- Provided entries -
####################
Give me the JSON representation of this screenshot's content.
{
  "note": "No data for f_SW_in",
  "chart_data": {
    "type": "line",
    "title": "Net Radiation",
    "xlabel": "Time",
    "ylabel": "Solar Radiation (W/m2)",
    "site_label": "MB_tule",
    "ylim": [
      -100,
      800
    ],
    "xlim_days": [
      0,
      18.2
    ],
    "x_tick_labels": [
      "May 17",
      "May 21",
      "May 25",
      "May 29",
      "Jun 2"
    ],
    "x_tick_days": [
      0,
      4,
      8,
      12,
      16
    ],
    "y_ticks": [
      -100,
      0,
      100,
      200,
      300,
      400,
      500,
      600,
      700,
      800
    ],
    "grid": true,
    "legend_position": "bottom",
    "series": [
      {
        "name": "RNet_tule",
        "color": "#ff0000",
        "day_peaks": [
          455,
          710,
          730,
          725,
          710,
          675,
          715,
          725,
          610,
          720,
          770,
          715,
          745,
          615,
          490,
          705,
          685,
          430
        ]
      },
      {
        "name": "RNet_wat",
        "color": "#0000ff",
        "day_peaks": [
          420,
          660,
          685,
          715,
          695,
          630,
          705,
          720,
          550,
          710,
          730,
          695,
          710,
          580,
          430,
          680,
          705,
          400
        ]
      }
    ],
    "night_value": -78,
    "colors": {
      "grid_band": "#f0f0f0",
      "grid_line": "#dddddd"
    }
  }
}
####################
- Stated goal -
Return all of the above records exactly, leaving no line out.

- Expected answer -
Give me the JSON representation of this screenshot's content.
{
  "note": "No data for f_SW_in",
  "chart_data": {
    "type": "line",
    "title": "Net Radiation",
    "xlabel": "Time",
    "ylabel": "Solar Radiation (W/m2)",
    "site_label": "MB_tule",
    "ylim": [
      -100,
      800
    ],
    "xlim_days": [
      0,
      18.2
    ],
    "x_tick_labels": [
      "May 17",
      "May 21",
      "May 25",
      "May 29",
      "Jun 2"
    ],
    "x_tick_days": [
      0,
      4,
      8,
      12,
      16
    ],
    "y_ticks": [
      -100,
      0,
      100,
      200,
      300,
      400,
      500,
      600,
      700,
      800
    ],
    "grid": true,
    "legend_position": "bottom",
    "series": [
      {
        "name": "RNet_tule",
        "color": "#ff0000",
        "day_peaks": [
          455,
          710,
          730,
          725,
          710,
          675,
          715,
          725,
          610,
          720,
          770,
          715,
          745,
          615,
          490,
          705,
          685,
          430
        ]
      },
      {
        "name": "RNet_wat",
        "color": "#0000ff",
        "day_peaks": [
          420,
          660,
          685,
          715,
          695,
          630,
          705,
          720,
          550,
          710,
          730,
          695,
          710,
          580,
          430,
          680,
          705,
          400
        ]
      }
    ],
    "night_value": -78,
    "colors": {
      "grid_band": "#f0f0f0",
      "grid_line": "#dddddd"
    }
  }
}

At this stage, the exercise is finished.